Task:
Look for the word "ttest" in the entries and copy each line where it appears.

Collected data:

------------------------

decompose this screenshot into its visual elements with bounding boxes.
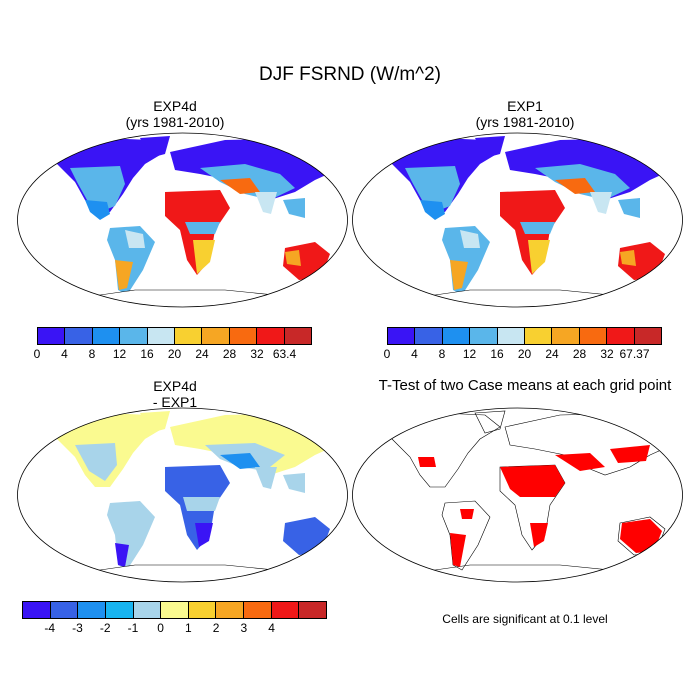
map-exp4d [17,132,348,308]
colorbar-swatch [552,328,580,344]
colorbar-tick-label: 28 [572,347,587,361]
colorbar-swatch [147,328,176,344]
colorbar-tick-label: 4 [268,621,275,635]
colorbar-tick-label: 24 [545,347,559,361]
panel-title-diff: EXP4d - EXP1 [40,378,310,410]
colorbar-tick-label: 12 [462,347,477,361]
map-diff [17,407,348,583]
colorbar-swatch [299,602,327,618]
panel-title-exp4d: EXP4d (yrs 1981-2010) [40,98,310,130]
colorbar-swatch [133,602,162,618]
colorbar-tick-label: 4 [61,347,68,361]
colorbar-tick-label: -1 [127,621,139,635]
colorbar-swatch [634,328,662,344]
colorbar-tick-label: 20 [517,347,532,361]
colorbar-swatch [607,328,635,344]
panel-title-ttest: T-Test of two Case means at each grid po… [350,378,700,394]
panel-title-exp4d-line2: (yrs 1981-2010) [125,114,225,130]
colorbar-swatch [105,602,134,618]
panel-title-exp1-line2: (yrs 1981-2010) [475,114,575,130]
colorbar-tick-label: 0 [33,347,41,361]
colorbar-swatch [244,602,272,618]
colorbar-swatch [442,328,471,344]
colorbar-swatch [415,328,443,344]
panel-title-exp4d-line1: EXP4d [153,98,197,114]
colorbar-tick-label: 2 [212,621,220,635]
colorbar-swatch [188,602,217,618]
colorbar-swatch [78,602,106,618]
colorbar-exp4d-ticks: 0 4 8 12 16 20 24 28 32 63.4 [0,347,700,363]
colorbar-tick-label: 12 [112,347,127,361]
colorbar-swatch [23,602,51,618]
colorbar-tick-label: -2 [99,621,111,635]
panel-title-ttest-line1: T-Test of two Case means at each grid po… [378,377,672,394]
colorbar-swatch [229,328,258,344]
colorbar-swatch [65,328,93,344]
colorbar-swatch [525,328,553,344]
colorbar-tick-label: 0 [383,347,391,361]
colorbar-tick-label: 63.4 [272,347,297,361]
colorbar-tick-label: 67.37 [619,347,650,361]
colorbar-tick-label: -4 [44,621,56,635]
colorbar-swatch [388,328,416,344]
colorbar-tick-label: 16 [140,347,154,361]
colorbar-swatch [92,328,121,344]
colorbar-tick-label: 0 [157,621,164,635]
colorbar-tick-label: 4 [411,347,418,361]
colorbar-exp1-ticks: 0 4 8 12 16 20 24 28 32 67.37 [0,347,700,363]
colorbar-diff-ticks: -4 -3 -2 -1 0 1 2 3 4 [0,621,700,637]
colorbar-tick-label: 32 [600,347,614,361]
colorbar-tick-label: -3 [72,621,83,635]
colorbar-tick-label: 16 [490,347,504,361]
colorbar-swatch [284,328,312,344]
colorbar-tick-label: 8 [88,347,96,361]
colorbar-swatch [271,602,300,618]
colorbar-tick-label: 24 [195,347,209,361]
colorbar-swatch [497,328,526,344]
colorbar-tick-label: 1 [185,621,192,635]
colorbar-tick-label: 8 [438,347,446,361]
colorbar-diff [22,601,327,619]
colorbar-swatch [120,328,148,344]
colorbar-swatch [257,328,285,344]
colorbar-exp1 [387,327,662,345]
significance-note: Cells are significant at 0.1 level [442,612,608,626]
colorbar-tick-label: 32 [250,347,264,361]
colorbar-swatch [161,602,189,618]
map-exp1 [352,132,683,308]
panel-title-diff-line2: - EXP1 [152,394,198,410]
map-ttest [352,407,683,583]
colorbar-swatch [38,328,66,344]
colorbar-swatch [175,328,203,344]
colorbar-tick-label: 20 [167,347,182,361]
colorbar-swatch [470,328,498,344]
panel-title-exp1-line1: EXP1 [507,98,543,114]
panel-title-exp1: EXP1 (yrs 1981-2010) [390,98,660,130]
colorbar-tick-label: 3 [240,621,248,635]
colorbar-swatch [50,602,79,618]
colorbar-swatch [202,328,230,344]
colorbar-tick-label: 28 [222,347,237,361]
colorbar-exp4d [37,327,312,345]
main-title: DJF FSRND (W/m^2) [258,64,441,85]
colorbar-swatch [216,602,245,618]
colorbar-swatch [579,328,608,344]
panel-title-diff-line1: EXP4d [153,378,197,394]
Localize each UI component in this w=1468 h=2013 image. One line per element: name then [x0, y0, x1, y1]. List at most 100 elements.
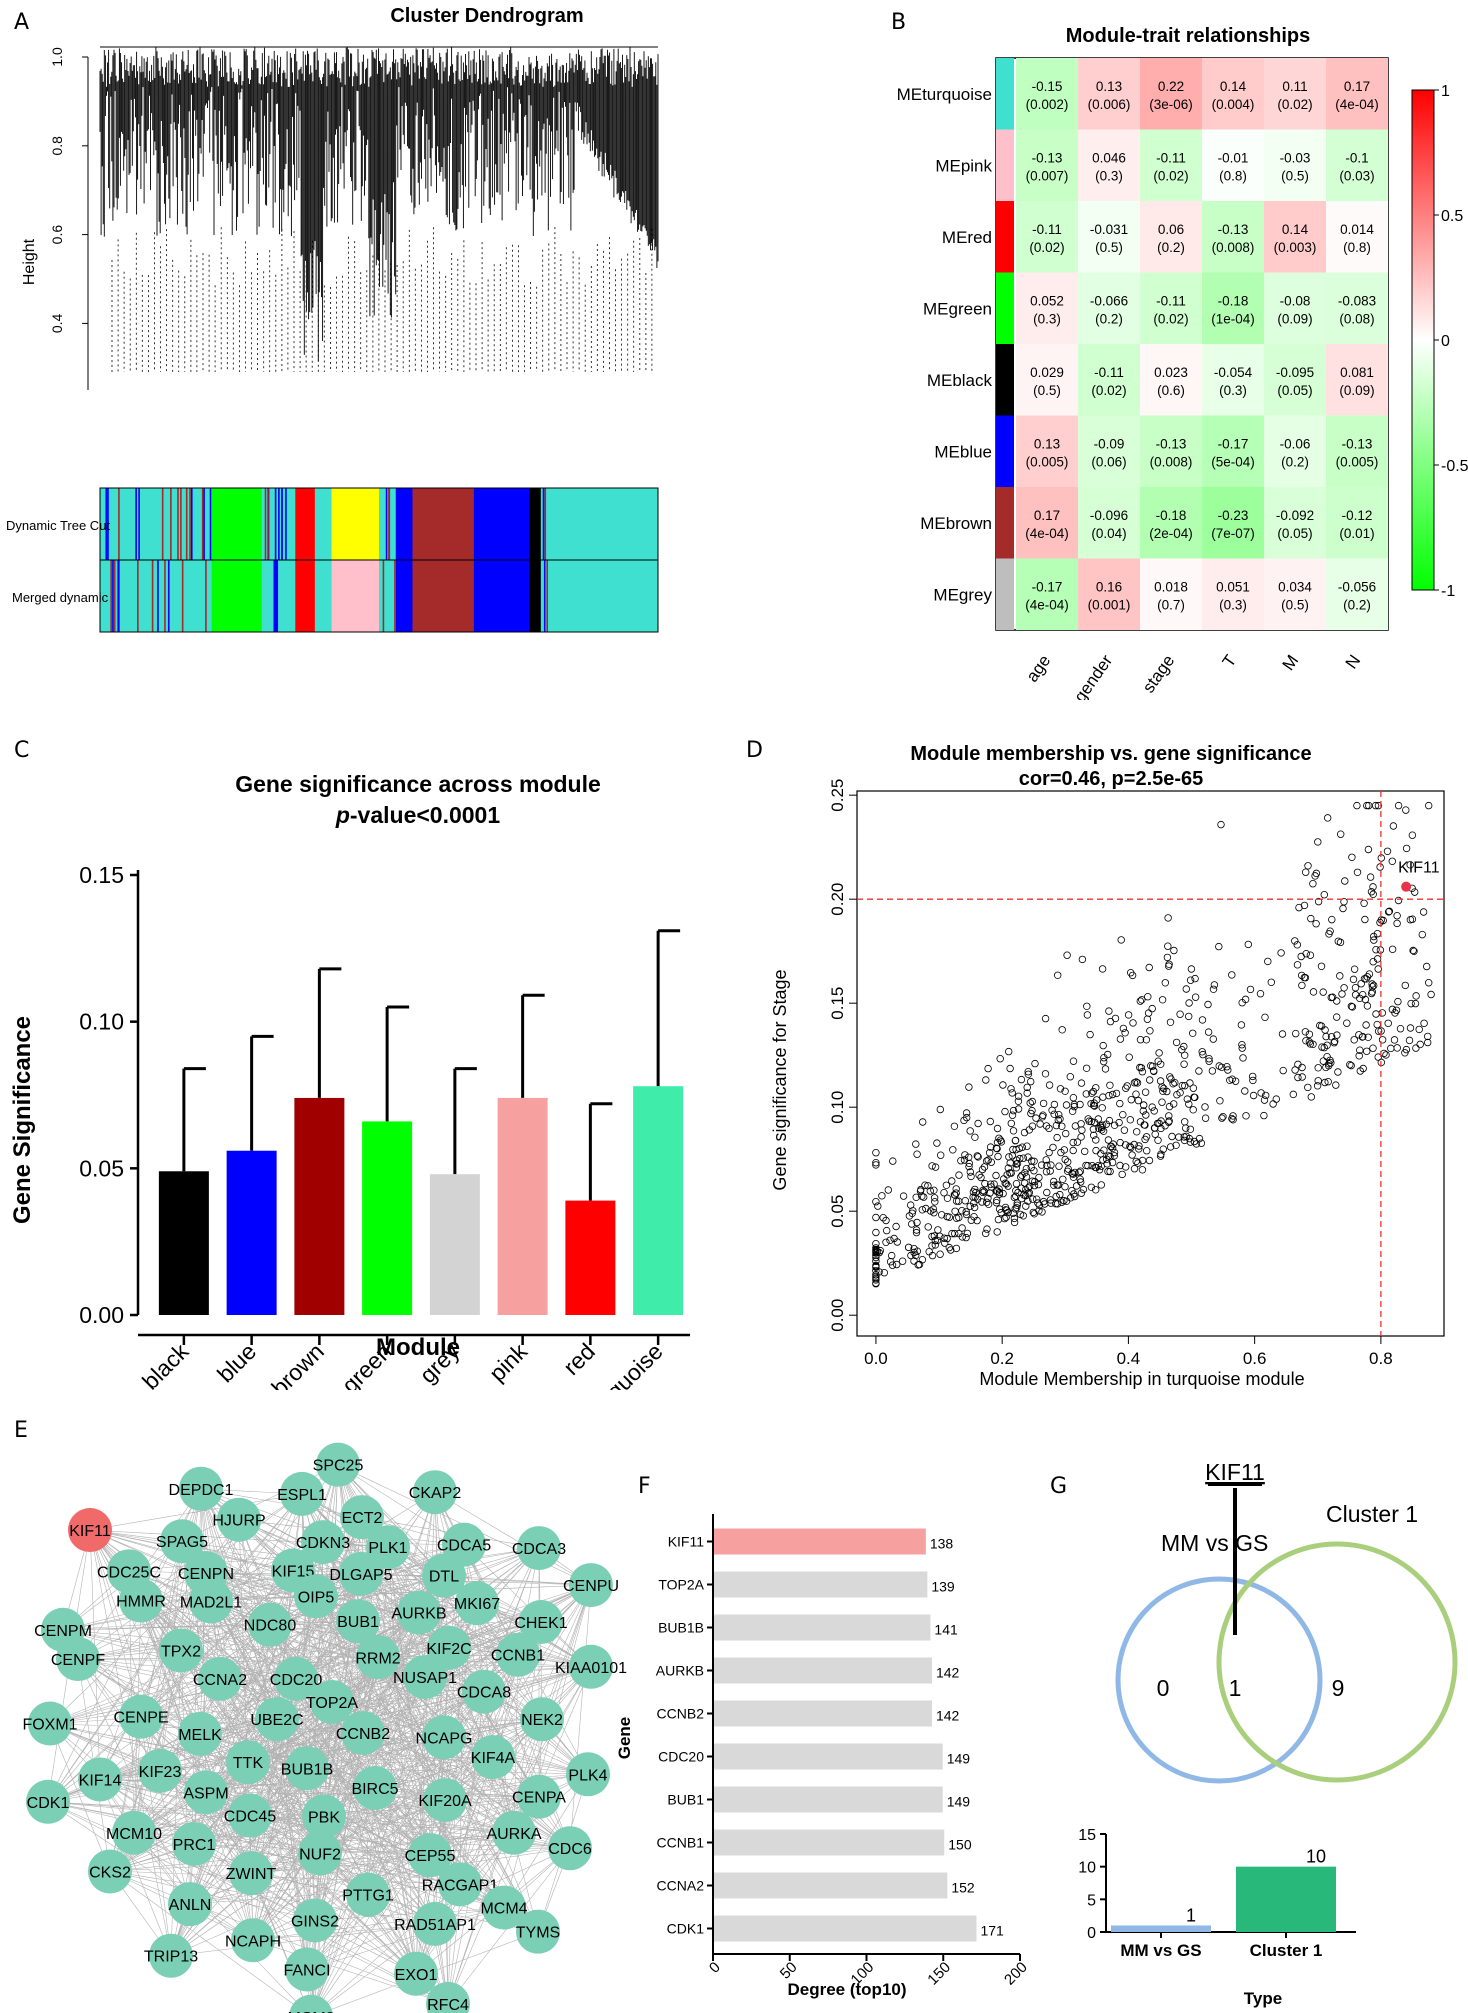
network-node-circle [302, 1794, 346, 1839]
network-node: TRIP13 [144, 1933, 198, 1978]
merged-dynamic-label: Merged dynamic [12, 590, 109, 605]
bar-f-value-label: 150 [948, 1837, 972, 1853]
bar-f-value-label: 149 [947, 1794, 971, 1810]
heatmap-cell-cor: -0.17 [1032, 579, 1063, 594]
network-node-label: DLGAP5 [329, 1567, 392, 1584]
heatmap-column-label: gender [1070, 651, 1116, 700]
network-node: ZWINT [226, 1851, 277, 1896]
network-node: CKS2 [88, 1849, 132, 1894]
network-node: BUB1B [281, 1746, 333, 1791]
network-node-label: MCM4 [480, 1901, 527, 1918]
module-stripe [278, 488, 280, 560]
bar-g-xtick-label: MM vs GS [1120, 1941, 1201, 1960]
heatmap-cell-pvalue: (1e-04) [1211, 311, 1255, 326]
network-node: KIAA0101 [555, 1644, 627, 1689]
module-stripe [285, 488, 287, 560]
heatmap-column-label: stage [1139, 651, 1178, 696]
network-node-label: OIP5 [298, 1589, 335, 1606]
network-node: FANCI [283, 1947, 331, 1992]
module-stripe [201, 488, 204, 560]
module-trait-heatmap-panel: Module-trait relationships MEturquoise -0… [897, 25, 1468, 700]
module-color-block [331, 488, 380, 560]
colorbar-tick-label: 0.5 [1441, 208, 1463, 225]
network-node: NDC80 [244, 1602, 296, 1647]
ppi-network-panel: SPC25 DEPDC1 ESPL1 CKAP2 ECT2 HJURP KIF11 SPAG5… [22, 1442, 627, 2013]
bar-f-value-label: 138 [930, 1536, 954, 1552]
heatmap-cell [1264, 129, 1326, 201]
cluster-dendrogram-panel: Cluster Dendrogram Height 0.4 0.6 0.8 1.0 D… [6, 5, 659, 633]
network-node-circle [172, 1821, 216, 1866]
heatmap-cell-pvalue: (0.02) [1029, 240, 1064, 255]
heatmap-cell [1326, 58, 1388, 130]
heatmap-cell-pvalue: (0.3) [1095, 168, 1123, 183]
network-node: CENPA [512, 1774, 566, 1819]
module-color-block [379, 560, 397, 632]
bar-g-ytick-label: 15 [1078, 1827, 1096, 1844]
network-node-label: CDCA8 [457, 1685, 511, 1702]
heatmap-cell-cor: 0.046 [1092, 150, 1126, 165]
network-node-label: NEK2 [521, 1712, 563, 1729]
heatmap-column-label: age [1022, 651, 1054, 685]
network-node: PBK [302, 1794, 346, 1839]
network-node: MCM10 [106, 1810, 162, 1855]
dendrogram-color-rows [99, 487, 659, 633]
module-stripe [135, 488, 137, 560]
module-stripe [190, 488, 193, 560]
heatmap-cell [1202, 58, 1264, 130]
heatmap-cell-cor: -0.17 [1218, 436, 1249, 451]
bar-f-bar [714, 1872, 948, 1899]
heatmap-cell-pvalue: (0.3) [1219, 383, 1247, 398]
bar-f-xlabel: Degree (top10) [787, 1980, 906, 1999]
heatmap-cell [1078, 58, 1140, 130]
network-node: CHEK1 [514, 1600, 568, 1645]
heatmap-cell-cor: -0.08 [1280, 293, 1311, 308]
network-node-label: AURKA [486, 1826, 541, 1843]
venn-label-cluster-1: Cluster 1 [1326, 1501, 1418, 1527]
network-node-circle [289, 1994, 333, 2013]
heatmap-cell [1326, 558, 1388, 630]
network-node-circle [394, 1951, 438, 1996]
network-node-circle [413, 1901, 457, 1946]
module-stripe [185, 488, 188, 560]
heatmap-cell-pvalue: (0.3) [1219, 597, 1247, 612]
module-stripe [542, 488, 545, 560]
bar-f-ylabel: Gene [615, 1717, 634, 1760]
bar-f-bar [714, 1614, 931, 1641]
network-node: EXO1 [394, 1951, 438, 1996]
network-node: MCM2 [287, 1994, 335, 2013]
network-node: KIF11 [68, 1508, 112, 1553]
network-node-circle [408, 1833, 452, 1878]
module-stripe [180, 488, 182, 560]
bar-c-xtick-label: red [558, 1338, 600, 1380]
network-node-circle [229, 1851, 273, 1896]
network-node-label: GINS2 [291, 1913, 339, 1930]
heatmap-column-label: T [1219, 651, 1241, 670]
network-node-circle [112, 1810, 156, 1855]
venn-panel: MM vs GS Cluster 1 0 1 9 KIF11 0 5 10 15 1 MM… [1078, 1459, 1458, 2008]
network-node-circle [462, 1669, 506, 1714]
network-node-circle [298, 1831, 342, 1876]
heatmap-cell [1140, 415, 1202, 487]
network-node-circle [88, 1849, 132, 1894]
scatter-xtick-label: 0.8 [1369, 1349, 1393, 1368]
network-node-label: CCNB2 [336, 1726, 390, 1743]
heatmap-cell-pvalue: (0.2) [1343, 597, 1371, 612]
module-color-block [529, 560, 542, 632]
heatmap-cell-pvalue: (0.8) [1343, 240, 1371, 255]
network-node-circle [516, 1909, 560, 1954]
bar-f-xtick-label: 0 [706, 1959, 724, 1977]
heatmap-column-label: N [1342, 651, 1365, 672]
bar-c-xtick-label: pink [484, 1338, 533, 1387]
network-node-circle [482, 1885, 526, 1930]
network-node-label: CDC25C [97, 1564, 161, 1581]
panel-label-c: C [14, 738, 30, 763]
network-node-circle [294, 1574, 338, 1619]
venn-pointer-label: KIF11 [1205, 1459, 1265, 1485]
network-node-circle [159, 1628, 203, 1673]
network-node: MKI67 [454, 1581, 500, 1626]
network-node-label: SPAG5 [156, 1534, 208, 1551]
network-node: BIRC5 [351, 1766, 399, 1811]
module-color-block [100, 560, 213, 632]
network-node-circle [566, 1752, 610, 1797]
mm-gs-scatter-panel: Module membership vs. gene significance … [770, 743, 1445, 1389]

------------------------

Finished exercise:
panel-title-ttest: T-Test of two Case means at each grid po… [350,378,700,394]
panel-title-ttest-line1: T-Test of two Case means at each grid po… [378,377,672,394]
map-ttest [352,407,683,583]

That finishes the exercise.